Stored entries:
>> begin

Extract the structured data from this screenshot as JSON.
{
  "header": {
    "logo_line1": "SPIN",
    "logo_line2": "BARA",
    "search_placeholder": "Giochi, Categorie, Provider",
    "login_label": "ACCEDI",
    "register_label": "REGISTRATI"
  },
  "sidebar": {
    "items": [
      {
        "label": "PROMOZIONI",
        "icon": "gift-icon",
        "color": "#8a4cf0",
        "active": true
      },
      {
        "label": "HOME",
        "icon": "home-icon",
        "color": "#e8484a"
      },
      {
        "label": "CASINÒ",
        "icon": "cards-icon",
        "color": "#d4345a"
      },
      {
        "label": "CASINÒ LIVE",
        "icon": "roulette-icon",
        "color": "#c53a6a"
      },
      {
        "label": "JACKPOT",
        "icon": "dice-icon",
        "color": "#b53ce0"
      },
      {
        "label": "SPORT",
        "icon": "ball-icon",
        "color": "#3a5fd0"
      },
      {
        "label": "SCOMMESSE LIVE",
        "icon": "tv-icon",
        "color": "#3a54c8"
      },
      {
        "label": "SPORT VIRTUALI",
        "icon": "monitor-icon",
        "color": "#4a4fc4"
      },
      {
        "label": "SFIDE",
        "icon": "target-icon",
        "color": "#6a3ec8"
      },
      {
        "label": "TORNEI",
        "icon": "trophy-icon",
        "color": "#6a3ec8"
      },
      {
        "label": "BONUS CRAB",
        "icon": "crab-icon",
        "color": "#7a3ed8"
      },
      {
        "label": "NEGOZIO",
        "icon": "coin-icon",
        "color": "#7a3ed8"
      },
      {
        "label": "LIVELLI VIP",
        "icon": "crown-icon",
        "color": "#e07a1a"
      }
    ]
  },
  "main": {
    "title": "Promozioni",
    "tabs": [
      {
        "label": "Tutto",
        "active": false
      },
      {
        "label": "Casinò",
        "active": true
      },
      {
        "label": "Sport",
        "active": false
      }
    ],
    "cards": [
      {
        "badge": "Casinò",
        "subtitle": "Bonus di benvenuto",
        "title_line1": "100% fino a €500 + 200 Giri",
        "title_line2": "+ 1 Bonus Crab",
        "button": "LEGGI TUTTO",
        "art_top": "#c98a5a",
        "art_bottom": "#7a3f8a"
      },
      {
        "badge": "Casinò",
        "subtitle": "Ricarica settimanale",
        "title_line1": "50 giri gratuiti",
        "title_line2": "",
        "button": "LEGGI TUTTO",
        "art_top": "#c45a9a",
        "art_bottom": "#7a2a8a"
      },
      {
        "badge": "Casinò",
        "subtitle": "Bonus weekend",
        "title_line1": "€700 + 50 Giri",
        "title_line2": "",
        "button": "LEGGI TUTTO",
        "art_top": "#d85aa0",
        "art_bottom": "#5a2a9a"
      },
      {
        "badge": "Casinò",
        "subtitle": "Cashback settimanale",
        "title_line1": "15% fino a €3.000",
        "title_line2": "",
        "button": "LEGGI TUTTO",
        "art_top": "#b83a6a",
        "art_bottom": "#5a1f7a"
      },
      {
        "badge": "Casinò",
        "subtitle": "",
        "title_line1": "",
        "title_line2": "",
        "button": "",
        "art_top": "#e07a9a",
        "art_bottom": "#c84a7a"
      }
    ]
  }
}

>> end

Instruction: Pull out each line of the listing that holds the string "subtitle".

Output for this exercise:
        "subtitle": "Bonus di benvenuto",
        "subtitle": "Ricarica settimanale",
        "subtitle": "Bonus weekend",
        "subtitle": "Cashback settimanale",
        "subtitle": "",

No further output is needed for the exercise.